What is needed » Write the material out again, line by line, exactly as it is.

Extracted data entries
++++

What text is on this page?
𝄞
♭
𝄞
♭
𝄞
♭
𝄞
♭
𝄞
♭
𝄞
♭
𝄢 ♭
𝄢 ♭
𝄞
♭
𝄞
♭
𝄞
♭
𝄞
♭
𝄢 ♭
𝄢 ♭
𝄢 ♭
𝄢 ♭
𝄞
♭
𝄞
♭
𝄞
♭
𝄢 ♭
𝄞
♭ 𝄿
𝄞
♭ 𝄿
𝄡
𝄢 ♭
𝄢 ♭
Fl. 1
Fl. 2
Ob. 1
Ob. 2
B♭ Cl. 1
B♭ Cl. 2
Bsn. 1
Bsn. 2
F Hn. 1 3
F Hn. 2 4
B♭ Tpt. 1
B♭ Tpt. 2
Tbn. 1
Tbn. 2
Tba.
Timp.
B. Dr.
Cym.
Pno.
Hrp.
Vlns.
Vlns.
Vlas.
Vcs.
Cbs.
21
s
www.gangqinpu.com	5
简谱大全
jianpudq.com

++++

Result for this task »
What text is on this page?
𝄞
♭
𝄞
♭
𝄞
♭
𝄞
♭
𝄞
♭
𝄞
♭
𝄢 ♭
𝄢 ♭
𝄞
♭
𝄞
♭
𝄞
♭
𝄞
♭
𝄢 ♭
𝄢 ♭
𝄢 ♭
𝄢 ♭
𝄞
♭
𝄞
♭
𝄞
♭
𝄢 ♭
𝄞
♭ 𝄿
𝄞
♭ 𝄿
𝄡
𝄢 ♭
𝄢 ♭
Fl. 1
Fl. 2
Ob. 1
Ob. 2
B♭ Cl. 1
B♭ Cl. 2
Bsn. 1
Bsn. 2
F Hn. 1 3
F Hn. 2 4
B♭ Tpt. 1
B♭ Tpt. 2
Tbn. 1
Tbn. 2
Tba.
Timp.
B. Dr.
Cym.
Pno.
Hrp.
Vlns.
Vlns.
Vlas.
Vcs.
Cbs.
21
s
www.gangqinpu.com	5
简谱大全
jianpudq.com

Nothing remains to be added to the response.